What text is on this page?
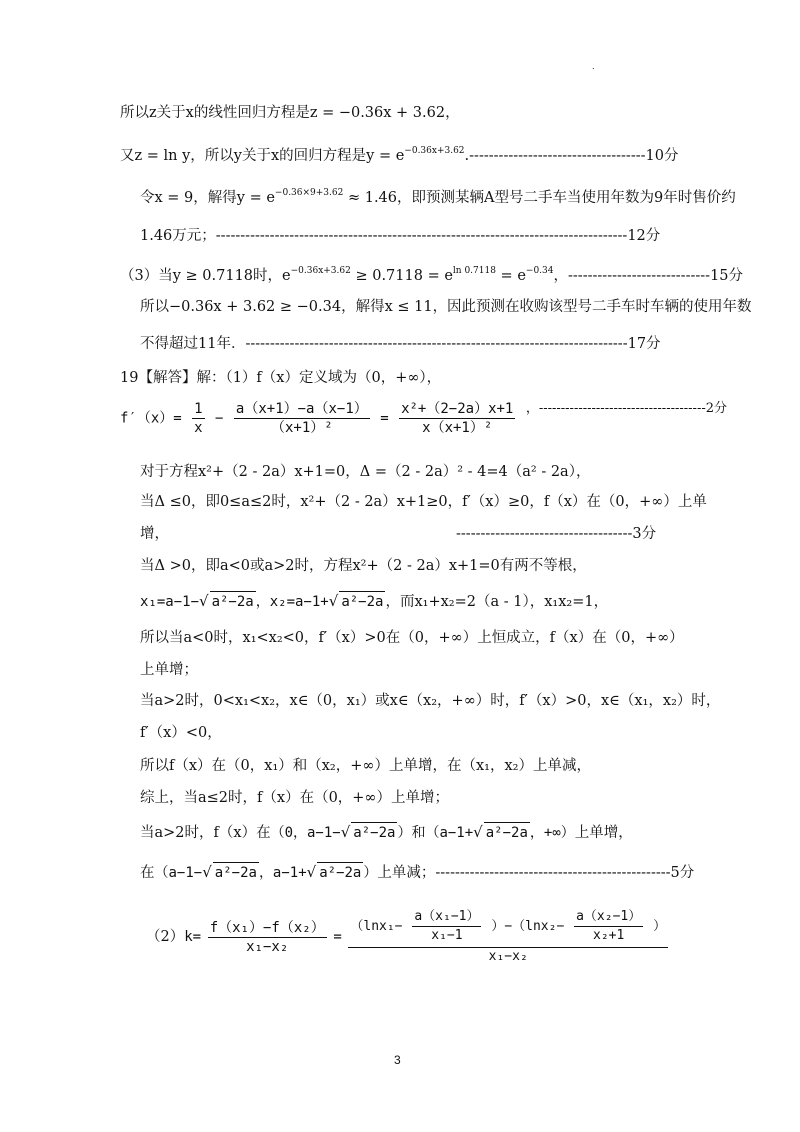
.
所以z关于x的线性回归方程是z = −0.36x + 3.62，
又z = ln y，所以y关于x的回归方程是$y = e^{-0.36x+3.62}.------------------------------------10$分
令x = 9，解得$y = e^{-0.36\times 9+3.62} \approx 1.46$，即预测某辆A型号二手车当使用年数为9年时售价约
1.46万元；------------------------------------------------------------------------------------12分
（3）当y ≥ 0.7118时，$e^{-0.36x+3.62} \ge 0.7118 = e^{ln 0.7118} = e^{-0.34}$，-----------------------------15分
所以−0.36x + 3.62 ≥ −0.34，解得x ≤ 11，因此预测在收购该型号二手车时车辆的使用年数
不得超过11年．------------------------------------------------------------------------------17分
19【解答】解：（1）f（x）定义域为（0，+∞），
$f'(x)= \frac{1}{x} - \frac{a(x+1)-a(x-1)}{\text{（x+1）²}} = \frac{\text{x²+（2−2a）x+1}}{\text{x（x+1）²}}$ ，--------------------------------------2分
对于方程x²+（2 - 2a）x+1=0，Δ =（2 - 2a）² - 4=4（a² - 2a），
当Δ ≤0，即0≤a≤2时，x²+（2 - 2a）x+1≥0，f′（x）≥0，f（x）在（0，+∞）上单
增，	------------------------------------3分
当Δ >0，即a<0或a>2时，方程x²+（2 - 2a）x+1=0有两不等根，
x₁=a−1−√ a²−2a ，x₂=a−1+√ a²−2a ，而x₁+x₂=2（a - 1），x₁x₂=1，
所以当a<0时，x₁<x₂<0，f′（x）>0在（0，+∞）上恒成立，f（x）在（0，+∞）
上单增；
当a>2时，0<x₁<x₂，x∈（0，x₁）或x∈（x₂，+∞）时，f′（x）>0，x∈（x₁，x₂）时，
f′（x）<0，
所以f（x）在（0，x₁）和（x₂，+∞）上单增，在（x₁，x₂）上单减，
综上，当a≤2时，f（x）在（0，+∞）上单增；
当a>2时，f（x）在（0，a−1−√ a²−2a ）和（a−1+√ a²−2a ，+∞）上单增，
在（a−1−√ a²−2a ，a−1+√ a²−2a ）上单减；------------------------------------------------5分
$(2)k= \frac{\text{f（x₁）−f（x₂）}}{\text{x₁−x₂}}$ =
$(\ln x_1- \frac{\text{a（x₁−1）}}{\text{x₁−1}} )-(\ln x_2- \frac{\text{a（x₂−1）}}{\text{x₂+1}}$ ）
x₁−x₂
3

☆ ☆ ☆ ☆

Task directions: Reproduce every line from the entries that holds the word "text".

Response below:
What text is on this page?
$f'(x)= \frac{1}{x} - \frac{a(x+1)-a(x-1)}{\text{（x+1）²}} = \frac{\text{x²+（2−2a）x+1}}{\text{x（x+1）²}}$ ，--------------------------------------2分
$(2)k= \frac{\text{f（x₁）−f（x₂）}}{\text{x₁−x₂}}$ =
$(\ln x_1- \frac{\text{a（x₁−1）}}{\text{x₁−1}} )-(\ln x_2- \frac{\text{a（x₂−1）}}{\text{x₂+1}}$ ）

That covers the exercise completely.